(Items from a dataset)
+-------+

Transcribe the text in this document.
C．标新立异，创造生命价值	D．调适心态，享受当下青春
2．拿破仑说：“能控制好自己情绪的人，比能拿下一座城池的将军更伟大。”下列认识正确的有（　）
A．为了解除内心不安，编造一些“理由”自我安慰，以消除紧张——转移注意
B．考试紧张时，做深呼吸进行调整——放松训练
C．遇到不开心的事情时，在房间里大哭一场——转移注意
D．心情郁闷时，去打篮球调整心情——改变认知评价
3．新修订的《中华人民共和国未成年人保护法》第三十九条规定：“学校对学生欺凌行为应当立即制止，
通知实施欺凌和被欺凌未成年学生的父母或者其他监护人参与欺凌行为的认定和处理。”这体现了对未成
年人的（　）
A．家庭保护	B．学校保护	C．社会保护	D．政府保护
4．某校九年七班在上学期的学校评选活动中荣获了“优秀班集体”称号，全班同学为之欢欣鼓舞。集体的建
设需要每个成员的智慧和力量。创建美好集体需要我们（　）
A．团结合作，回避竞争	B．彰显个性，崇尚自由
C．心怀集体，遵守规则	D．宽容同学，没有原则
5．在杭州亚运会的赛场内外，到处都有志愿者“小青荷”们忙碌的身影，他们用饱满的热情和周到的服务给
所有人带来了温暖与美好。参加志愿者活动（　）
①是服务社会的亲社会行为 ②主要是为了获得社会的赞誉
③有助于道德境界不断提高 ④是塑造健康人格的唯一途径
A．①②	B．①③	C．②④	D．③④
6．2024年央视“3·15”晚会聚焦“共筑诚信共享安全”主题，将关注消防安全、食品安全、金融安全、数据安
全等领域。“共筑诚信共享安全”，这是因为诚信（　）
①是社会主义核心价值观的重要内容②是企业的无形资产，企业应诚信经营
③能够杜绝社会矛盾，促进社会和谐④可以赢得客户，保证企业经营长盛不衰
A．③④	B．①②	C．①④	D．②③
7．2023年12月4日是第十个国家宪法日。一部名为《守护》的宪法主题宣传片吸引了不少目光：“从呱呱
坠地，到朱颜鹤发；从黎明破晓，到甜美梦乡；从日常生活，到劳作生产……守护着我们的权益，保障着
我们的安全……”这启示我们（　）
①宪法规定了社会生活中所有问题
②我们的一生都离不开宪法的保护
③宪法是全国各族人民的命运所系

+-------+

WHAT YOU HAVE TO DO
Extract the data in full. Keep it word for word.

OUTPUT OF THE EXERCISE
Transcribe the text in this document.
C．标新立异，创造生命价值	D．调适心态，享受当下青春
2．拿破仑说：“能控制好自己情绪的人，比能拿下一座城池的将军更伟大。”下列认识正确的有（　）
A．为了解除内心不安，编造一些“理由”自我安慰，以消除紧张——转移注意
B．考试紧张时，做深呼吸进行调整——放松训练
C．遇到不开心的事情时，在房间里大哭一场——转移注意
D．心情郁闷时，去打篮球调整心情——改变认知评价
3．新修订的《中华人民共和国未成年人保护法》第三十九条规定：“学校对学生欺凌行为应当立即制止，
通知实施欺凌和被欺凌未成年学生的父母或者其他监护人参与欺凌行为的认定和处理。”这体现了对未成
年人的（　）
A．家庭保护	B．学校保护	C．社会保护	D．政府保护
4．某校九年七班在上学期的学校评选活动中荣获了“优秀班集体”称号，全班同学为之欢欣鼓舞。集体的建
设需要每个成员的智慧和力量。创建美好集体需要我们（　）
A．团结合作，回避竞争	B．彰显个性，崇尚自由
C．心怀集体，遵守规则	D．宽容同学，没有原则
5．在杭州亚运会的赛场内外，到处都有志愿者“小青荷”们忙碌的身影，他们用饱满的热情和周到的服务给
所有人带来了温暖与美好。参加志愿者活动（　）
①是服务社会的亲社会行为 ②主要是为了获得社会的赞誉
③有助于道德境界不断提高 ④是塑造健康人格的唯一途径
A．①②	B．①③	C．②④	D．③④
6．2024年央视“3·15”晚会聚焦“共筑诚信共享安全”主题，将关注消防安全、食品安全、金融安全、数据安
全等领域。“共筑诚信共享安全”，这是因为诚信（　）
①是社会主义核心价值观的重要内容②是企业的无形资产，企业应诚信经营
③能够杜绝社会矛盾，促进社会和谐④可以赢得客户，保证企业经营长盛不衰
A．③④	B．①②	C．①④	D．②③
7．2023年12月4日是第十个国家宪法日。一部名为《守护》的宪法主题宣传片吸引了不少目光：“从呱呱
坠地，到朱颜鹤发；从黎明破晓，到甜美梦乡；从日常生活，到劳作生产……守护着我们的权益，保障着
我们的安全……”这启示我们（　）
①宪法规定了社会生活中所有问题
②我们的一生都离不开宪法的保护
③宪法是全国各族人民的命运所系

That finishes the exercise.